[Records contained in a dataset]
________

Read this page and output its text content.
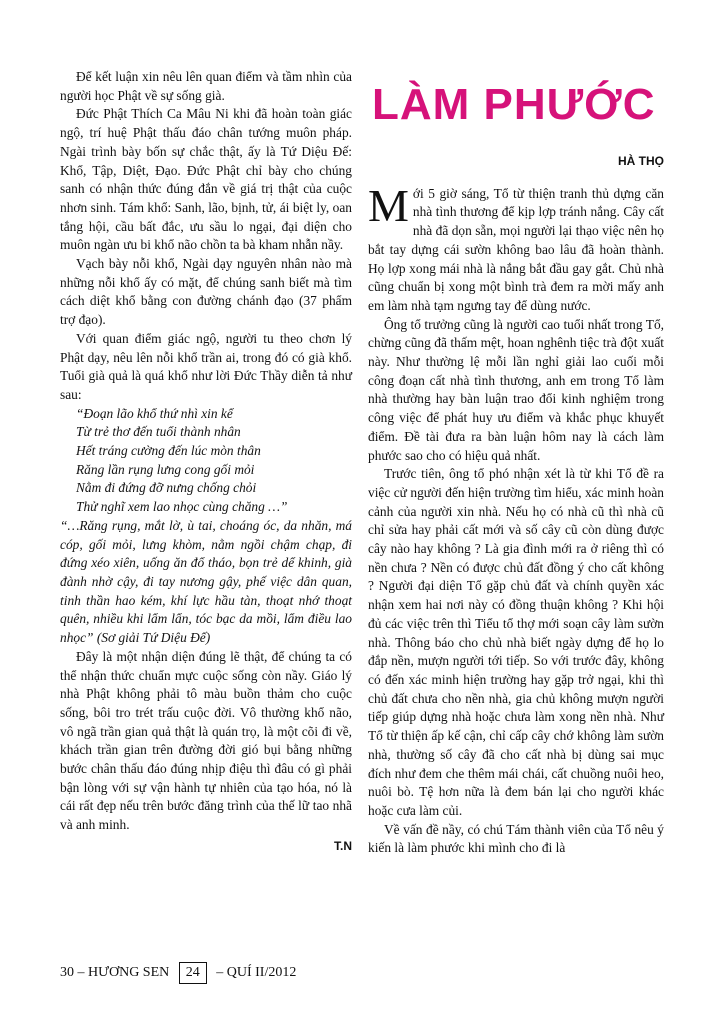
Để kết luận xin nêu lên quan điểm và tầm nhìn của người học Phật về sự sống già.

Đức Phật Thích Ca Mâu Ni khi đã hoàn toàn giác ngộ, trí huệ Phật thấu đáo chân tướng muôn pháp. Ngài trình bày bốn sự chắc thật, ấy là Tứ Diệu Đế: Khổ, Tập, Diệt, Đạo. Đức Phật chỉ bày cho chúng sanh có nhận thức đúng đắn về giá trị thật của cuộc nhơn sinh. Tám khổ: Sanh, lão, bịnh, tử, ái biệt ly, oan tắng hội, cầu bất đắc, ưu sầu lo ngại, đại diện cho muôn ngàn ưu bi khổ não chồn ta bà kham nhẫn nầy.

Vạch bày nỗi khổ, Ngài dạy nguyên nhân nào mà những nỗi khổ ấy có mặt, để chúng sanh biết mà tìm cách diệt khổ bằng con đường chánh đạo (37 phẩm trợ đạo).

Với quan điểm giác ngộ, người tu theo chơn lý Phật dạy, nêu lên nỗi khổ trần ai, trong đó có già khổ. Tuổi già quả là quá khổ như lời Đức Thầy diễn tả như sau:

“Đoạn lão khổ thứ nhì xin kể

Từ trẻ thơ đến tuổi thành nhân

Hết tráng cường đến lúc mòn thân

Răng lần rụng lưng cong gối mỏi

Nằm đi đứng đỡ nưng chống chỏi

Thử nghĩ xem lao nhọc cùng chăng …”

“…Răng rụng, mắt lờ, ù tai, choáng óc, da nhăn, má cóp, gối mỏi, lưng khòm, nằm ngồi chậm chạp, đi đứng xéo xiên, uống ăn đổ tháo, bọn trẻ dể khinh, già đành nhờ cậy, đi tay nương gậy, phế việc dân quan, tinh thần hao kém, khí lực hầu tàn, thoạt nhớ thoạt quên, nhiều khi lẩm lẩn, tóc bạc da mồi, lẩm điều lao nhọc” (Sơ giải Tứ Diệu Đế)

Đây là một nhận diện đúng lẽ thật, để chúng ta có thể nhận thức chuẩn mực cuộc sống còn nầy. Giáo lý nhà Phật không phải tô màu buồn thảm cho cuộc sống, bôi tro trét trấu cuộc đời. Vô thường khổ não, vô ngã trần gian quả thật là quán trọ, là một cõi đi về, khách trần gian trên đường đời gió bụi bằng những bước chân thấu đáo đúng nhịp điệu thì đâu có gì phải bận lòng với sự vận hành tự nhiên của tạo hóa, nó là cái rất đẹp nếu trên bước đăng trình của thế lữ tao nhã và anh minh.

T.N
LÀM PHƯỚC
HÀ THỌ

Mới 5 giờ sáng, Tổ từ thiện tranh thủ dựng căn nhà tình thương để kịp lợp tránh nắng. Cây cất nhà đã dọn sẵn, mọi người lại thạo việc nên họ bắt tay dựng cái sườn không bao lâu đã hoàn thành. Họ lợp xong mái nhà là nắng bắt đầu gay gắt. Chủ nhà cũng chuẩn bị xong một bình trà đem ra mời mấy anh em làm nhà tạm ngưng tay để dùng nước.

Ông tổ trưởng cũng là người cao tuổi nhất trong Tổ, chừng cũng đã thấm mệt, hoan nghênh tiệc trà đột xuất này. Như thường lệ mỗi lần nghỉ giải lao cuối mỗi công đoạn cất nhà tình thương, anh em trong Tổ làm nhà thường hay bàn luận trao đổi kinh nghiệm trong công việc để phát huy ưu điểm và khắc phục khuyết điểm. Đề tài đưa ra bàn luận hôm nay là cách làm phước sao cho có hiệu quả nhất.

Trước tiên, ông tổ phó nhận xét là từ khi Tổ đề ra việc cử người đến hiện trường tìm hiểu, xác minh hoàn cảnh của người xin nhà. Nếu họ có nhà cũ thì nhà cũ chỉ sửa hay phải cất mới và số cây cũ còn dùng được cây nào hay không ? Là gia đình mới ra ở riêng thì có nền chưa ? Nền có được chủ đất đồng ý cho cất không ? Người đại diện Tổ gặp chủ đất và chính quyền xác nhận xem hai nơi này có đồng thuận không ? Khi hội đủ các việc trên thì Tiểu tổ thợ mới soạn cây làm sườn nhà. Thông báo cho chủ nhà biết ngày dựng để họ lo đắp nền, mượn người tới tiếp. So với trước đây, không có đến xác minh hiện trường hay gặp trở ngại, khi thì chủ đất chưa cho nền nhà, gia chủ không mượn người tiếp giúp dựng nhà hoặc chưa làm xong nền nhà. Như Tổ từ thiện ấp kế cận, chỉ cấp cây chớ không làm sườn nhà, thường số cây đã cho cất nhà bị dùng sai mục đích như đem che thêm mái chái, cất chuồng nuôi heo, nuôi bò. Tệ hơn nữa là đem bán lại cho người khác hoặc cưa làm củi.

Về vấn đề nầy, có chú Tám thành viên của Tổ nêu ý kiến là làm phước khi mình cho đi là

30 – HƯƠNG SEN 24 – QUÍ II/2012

________

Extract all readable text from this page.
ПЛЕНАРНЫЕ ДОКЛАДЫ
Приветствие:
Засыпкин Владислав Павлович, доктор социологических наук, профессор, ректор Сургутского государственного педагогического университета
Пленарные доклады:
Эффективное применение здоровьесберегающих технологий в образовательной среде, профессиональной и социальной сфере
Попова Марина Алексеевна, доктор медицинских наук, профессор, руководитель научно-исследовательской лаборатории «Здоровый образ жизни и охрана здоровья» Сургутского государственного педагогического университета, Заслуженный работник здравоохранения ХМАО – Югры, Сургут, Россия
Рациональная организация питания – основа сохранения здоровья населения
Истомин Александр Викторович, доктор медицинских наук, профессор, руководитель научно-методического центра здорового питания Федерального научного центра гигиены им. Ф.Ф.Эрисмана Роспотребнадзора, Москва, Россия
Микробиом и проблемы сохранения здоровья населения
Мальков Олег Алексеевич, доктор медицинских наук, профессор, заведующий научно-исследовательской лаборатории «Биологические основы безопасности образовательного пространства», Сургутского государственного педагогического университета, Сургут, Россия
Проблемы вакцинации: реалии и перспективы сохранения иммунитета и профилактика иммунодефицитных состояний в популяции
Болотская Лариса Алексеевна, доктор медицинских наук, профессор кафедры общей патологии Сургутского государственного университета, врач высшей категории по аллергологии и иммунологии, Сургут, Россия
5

________

● Given request
What is the number of lines in the listing above that contain the string "педагогического"? Give only the number.

● Task answer
3